— Start of GIVEN DATA —
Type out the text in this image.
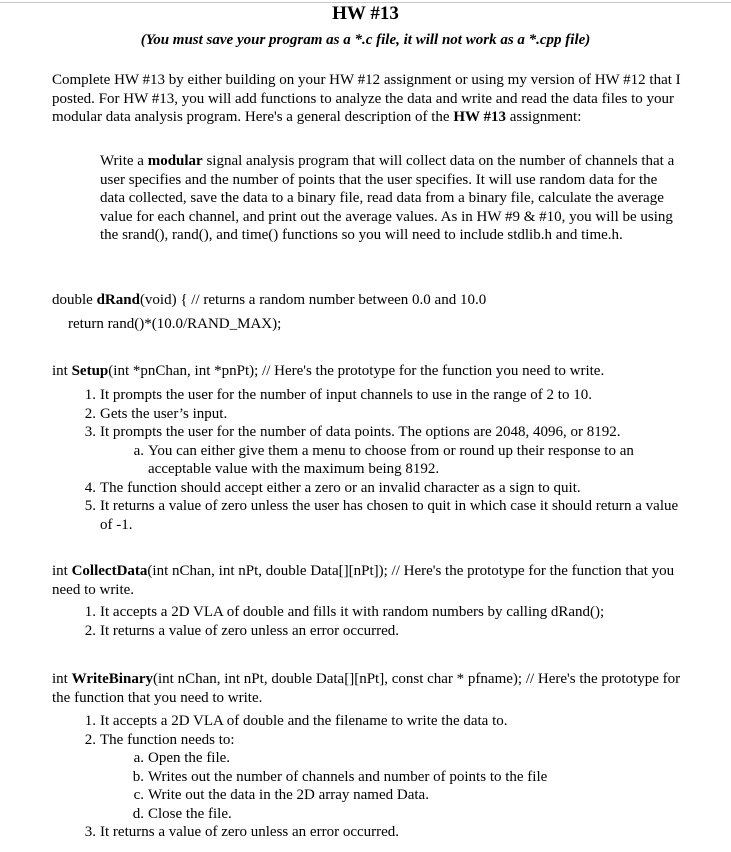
HW #13
(You must save your program as a *.c file, it will not work as a *.cpp file)

Complete HW #13 by either building on your HW #12 assignment or using my version of HW #12 that I posted. For HW #13, you will add functions to analyze the data and write and read the data files to your modular data analysis program. Here's a general description of the HW #13 assignment:

Write a modular signal analysis program that will collect data on the number of channels that a user specifies and the number of points that the user specifies. It will use random data for the data collected, save the data to a binary file, read data from a binary file, calculate the average value for each channel, and print out the average values. As in HW #9 & #10, you will be using the srand(), rand(), and time() functions so you will need to include stdlib.h and time.h.

double dRand(void) { // returns a random number between 0.0 and 10.0
return rand()*(10.0/RAND_MAX);
int Setup(int *pnChan, int *pnPt); // Here's the prototype for the function you need to write.
1. It prompts the user for the number of input channels to use in the range of 2 to 10.
2. Gets the user’s input.
3. It prompts the user for the number of data points. The options are 2048, 4096, or 8192.
a. You can either give them a menu to choose from or round up their response to an acceptable value with the maximum being 8192.
4. The function should accept either a zero or an invalid character as a sign to quit.
5. It returns a value of zero unless the user has chosen to quit in which case it should return a value of -1.
int CollectData(int nChan, int nPt, double Data[][nPt]); // Here's the prototype for the function that you need to write.
1. It accepts a 2D VLA of double and fills it with random numbers by calling dRand();
2. It returns a value of zero unless an error occurred.
int WriteBinary(int nChan, int nPt, double Data[][nPt], const char * pfname); // Here's the prototype for the function that you need to write.
1. It accepts a 2D VLA of double and the filename to write the data to.
2. The function needs to:
a. Open the file.
b. Writes out the number of channels and number of points to the file
c. Write out the data in the 2D array named Data.
d. Close the file.
3. It returns a value of zero unless an error occurred.
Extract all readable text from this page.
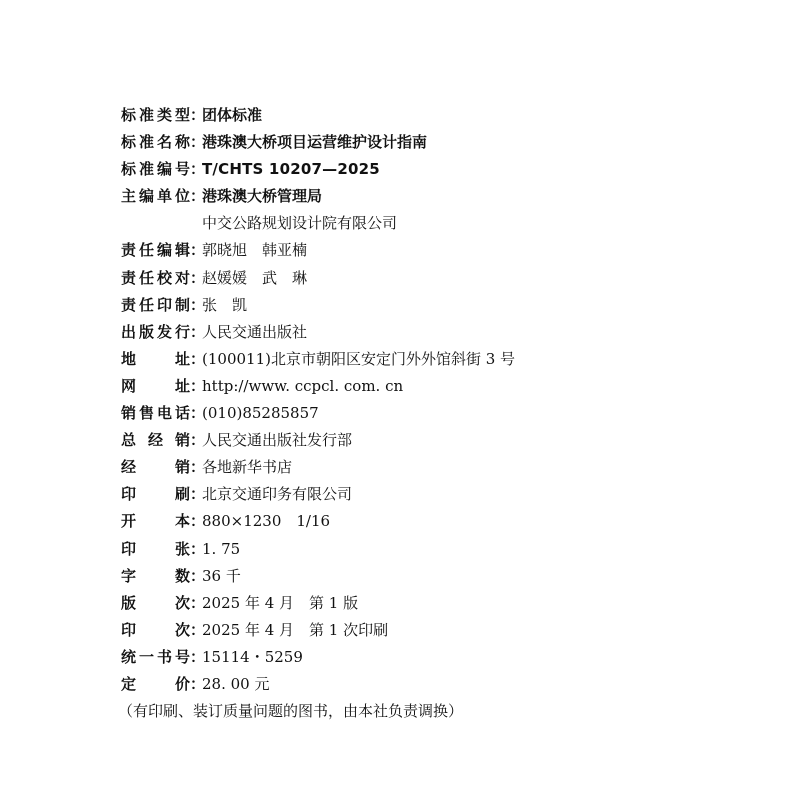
标准类型 ：
团体标准
标准名称 ：
港珠澳大桥项目运营维护设计指南
标准编号 ：
T/CHTS 10207—2025
主编单位 ：
港珠澳大桥管理局
中交公路规划设计院有限公司
责任编辑 ：
郭晓旭　韩亚楠
责任校对 ：
赵媛媛　武　琳
责任印制 ：
张　凯
出版发行 ：
人民交通出版社
地　址 ：
(100011)北京市朝阳区安定门外外馆斜街 3 号
网　址 ：
http://www. ccpcl. com. cn
销售电话 ：
(010)85285857
总经销 ：
人民交通出版社发行部
经　销 ：
各地新华书店
印　刷 ：
北京交通印务有限公司
开　本 ：
880×1230　1/16
印　张 ：
1. 75
字　数 ：
36 千
版　次 ：
2025 年 4 月　第 1 版
印　次 ：
2025 年 4 月　第 1 次印刷
统一书号 ：
15114・5259
定　价 ：
28. 00 元
（有印刷、装订质量问题的图书，由本社负责调换）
— End of GIVEN DATA —
WRITTEN REQUEST
Find the lines above holding the word "returns" and show them.

TASK ANSWER
double dRand(void) { // returns a random number between 0.0 and 10.0
5. It returns a value of zero unless the user has chosen to quit in which case it should return a value of -1.
2. It returns a value of zero unless an error occurred.
3. It returns a value of zero unless an error occurred.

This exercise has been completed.